===== DATASET ROWS =====

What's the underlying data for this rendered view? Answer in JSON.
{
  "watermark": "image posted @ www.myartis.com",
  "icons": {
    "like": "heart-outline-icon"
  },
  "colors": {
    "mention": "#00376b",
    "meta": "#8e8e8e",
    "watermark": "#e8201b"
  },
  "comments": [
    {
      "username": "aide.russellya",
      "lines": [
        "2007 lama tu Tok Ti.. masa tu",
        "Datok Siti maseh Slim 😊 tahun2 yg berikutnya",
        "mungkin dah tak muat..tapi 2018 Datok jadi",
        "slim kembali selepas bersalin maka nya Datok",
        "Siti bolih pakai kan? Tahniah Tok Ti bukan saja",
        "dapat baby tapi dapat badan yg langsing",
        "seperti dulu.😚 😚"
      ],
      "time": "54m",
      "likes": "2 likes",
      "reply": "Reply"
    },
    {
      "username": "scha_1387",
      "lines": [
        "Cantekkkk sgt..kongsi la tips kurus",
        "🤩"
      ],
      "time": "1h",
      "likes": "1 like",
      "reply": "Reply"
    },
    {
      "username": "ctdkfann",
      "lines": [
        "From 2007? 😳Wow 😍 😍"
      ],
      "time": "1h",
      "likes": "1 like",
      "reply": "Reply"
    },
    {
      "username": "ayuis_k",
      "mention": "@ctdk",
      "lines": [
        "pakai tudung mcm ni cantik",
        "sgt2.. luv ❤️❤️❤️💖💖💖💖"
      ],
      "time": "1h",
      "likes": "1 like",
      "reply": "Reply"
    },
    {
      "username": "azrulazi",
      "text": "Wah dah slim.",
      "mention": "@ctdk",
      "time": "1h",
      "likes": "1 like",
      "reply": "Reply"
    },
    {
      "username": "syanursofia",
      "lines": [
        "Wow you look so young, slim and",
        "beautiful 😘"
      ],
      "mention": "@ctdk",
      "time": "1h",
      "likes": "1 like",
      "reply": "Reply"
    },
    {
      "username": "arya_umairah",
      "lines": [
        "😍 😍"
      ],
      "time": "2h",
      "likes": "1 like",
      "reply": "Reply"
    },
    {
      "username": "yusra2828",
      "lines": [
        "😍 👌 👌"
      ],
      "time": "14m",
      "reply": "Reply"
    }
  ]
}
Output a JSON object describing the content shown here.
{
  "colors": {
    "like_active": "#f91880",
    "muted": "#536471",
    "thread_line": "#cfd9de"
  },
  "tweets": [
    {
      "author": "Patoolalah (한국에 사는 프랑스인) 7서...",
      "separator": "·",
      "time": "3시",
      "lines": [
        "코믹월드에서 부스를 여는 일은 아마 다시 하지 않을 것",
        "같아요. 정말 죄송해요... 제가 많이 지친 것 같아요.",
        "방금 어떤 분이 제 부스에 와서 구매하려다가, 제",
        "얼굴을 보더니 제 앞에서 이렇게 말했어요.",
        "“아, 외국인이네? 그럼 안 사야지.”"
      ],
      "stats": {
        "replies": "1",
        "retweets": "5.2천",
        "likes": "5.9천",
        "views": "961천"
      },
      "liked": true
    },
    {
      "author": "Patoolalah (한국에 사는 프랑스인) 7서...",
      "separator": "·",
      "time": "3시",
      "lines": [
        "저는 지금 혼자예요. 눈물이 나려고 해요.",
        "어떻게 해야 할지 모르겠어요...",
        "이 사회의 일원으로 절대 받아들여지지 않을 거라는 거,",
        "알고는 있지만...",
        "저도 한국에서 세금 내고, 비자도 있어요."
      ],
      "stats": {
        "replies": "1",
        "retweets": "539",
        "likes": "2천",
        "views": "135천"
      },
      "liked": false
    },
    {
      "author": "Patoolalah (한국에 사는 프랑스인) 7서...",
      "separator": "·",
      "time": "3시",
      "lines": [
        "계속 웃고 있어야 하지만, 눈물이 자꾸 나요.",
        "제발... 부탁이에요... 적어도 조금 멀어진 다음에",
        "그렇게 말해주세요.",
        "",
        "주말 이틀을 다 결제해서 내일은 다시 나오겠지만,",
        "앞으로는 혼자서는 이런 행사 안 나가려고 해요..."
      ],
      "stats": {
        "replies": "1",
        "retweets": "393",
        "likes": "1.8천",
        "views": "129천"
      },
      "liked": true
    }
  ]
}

=====

WORK REQUIRED: Return each line of the data exactly as written above.

RESPONSE:
What's the underlying data for this rendered view? Answer in JSON.
{
  "watermark": "image posted @ www.myartis.com",
  "icons": {
    "like": "heart-outline-icon"
  },
  "colors": {
    "mention": "#00376b",
    "meta": "#8e8e8e",
    "watermark": "#e8201b"
  },
  "comments": [
    {
      "username": "aide.russellya",
      "lines": [
        "2007 lama tu Tok Ti.. masa tu",
        "Datok Siti maseh Slim 😊 tahun2 yg berikutnya",
        "mungkin dah tak muat..tapi 2018 Datok jadi",
        "slim kembali selepas bersalin maka nya Datok",
        "Siti bolih pakai kan? Tahniah Tok Ti bukan saja",
        "dapat baby tapi dapat badan yg langsing",
        "seperti dulu.😚 😚"
      ],
      "time": "54m",
      "likes": "2 likes",
      "reply": "Reply"
    },
    {
      "username": "scha_1387",
      "lines": [
        "Cantekkkk sgt..kongsi la tips kurus",
        "🤩"
      ],
      "time": "1h",
      "likes": "1 like",
      "reply": "Reply"
    },
    {
      "username": "ctdkfann",
      "lines": [
        "From 2007? 😳Wow 😍 😍"
      ],
      "time": "1h",
      "likes": "1 like",
      "reply": "Reply"
    },
    {
      "username": "ayuis_k",
      "mention": "@ctdk",
      "lines": [
        "pakai tudung mcm ni cantik",
        "sgt2.. luv ❤️❤️❤️💖💖💖💖"
      ],
      "time": "1h",
      "likes": "1 like",
      "reply": "Reply"
    },
    {
      "username": "azrulazi",
      "text": "Wah dah slim.",
      "mention": "@ctdk",
      "time": "1h",
      "likes": "1 like",
      "reply": "Reply"
    },
    {
      "username": "syanursofia",
      "lines": [
        "Wow you look so young, slim and",
        "beautiful 😘"
      ],
      "mention": "@ctdk",
      "time": "1h",
      "likes": "1 like",
      "reply": "Reply"
    },
    {
      "username": "arya_umairah",
      "lines": [
        "😍 😍"
      ],
      "time": "2h",
      "likes": "1 like",
      "reply": "Reply"
    },
    {
      "username": "yusra2828",
      "lines": [
        "😍 👌 👌"
      ],
      "time": "14m",
      "reply": "Reply"
    }
  ]
}
Output a JSON object describing the content shown here.
{
  "colors": {
    "like_active": "#f91880",
    "muted": "#536471",
    "thread_line": "#cfd9de"
  },
  "tweets": [
    {
      "author": "Patoolalah (한국에 사는 프랑스인) 7서...",
      "separator": "·",
      "time": "3시",
      "lines": [
        "코믹월드에서 부스를 여는 일은 아마 다시 하지 않을 것",
        "같아요. 정말 죄송해요... 제가 많이 지친 것 같아요.",
        "방금 어떤 분이 제 부스에 와서 구매하려다가, 제",
        "얼굴을 보더니 제 앞에서 이렇게 말했어요.",
        "“아, 외국인이네? 그럼 안 사야지.”"
      ],
      "stats": {
        "replies": "1",
        "retweets": "5.2천",
        "likes": "5.9천",
        "views": "961천"
      },
      "liked": true
    },
    {
      "author": "Patoolalah (한국에 사는 프랑스인) 7서...",
      "separator": "·",
      "time": "3시",
      "lines": [
        "저는 지금 혼자예요. 눈물이 나려고 해요.",
        "어떻게 해야 할지 모르겠어요...",
        "이 사회의 일원으로 절대 받아들여지지 않을 거라는 거,",
        "알고는 있지만...",
        "저도 한국에서 세금 내고, 비자도 있어요."
      ],
      "stats": {
        "replies": "1",
        "retweets": "539",
        "likes": "2천",
        "views": "135천"
      },
      "liked": false
    },
    {
      "author": "Patoolalah (한국에 사는 프랑스인) 7서...",
      "separator": "·",
      "time": "3시",
      "lines": [
        "계속 웃고 있어야 하지만, 눈물이 자꾸 나요.",
        "제발... 부탁이에요... 적어도 조금 멀어진 다음에",
        "그렇게 말해주세요.",
        "",
        "주말 이틀을 다 결제해서 내일은 다시 나오겠지만,",
        "앞으로는 혼자서는 이런 행사 안 나가려고 해요..."
      ],
      "stats": {
        "replies": "1",
        "retweets": "393",
        "likes": "1.8천",
        "views": "129천"
      },
      "liked": true
    }
  ]
}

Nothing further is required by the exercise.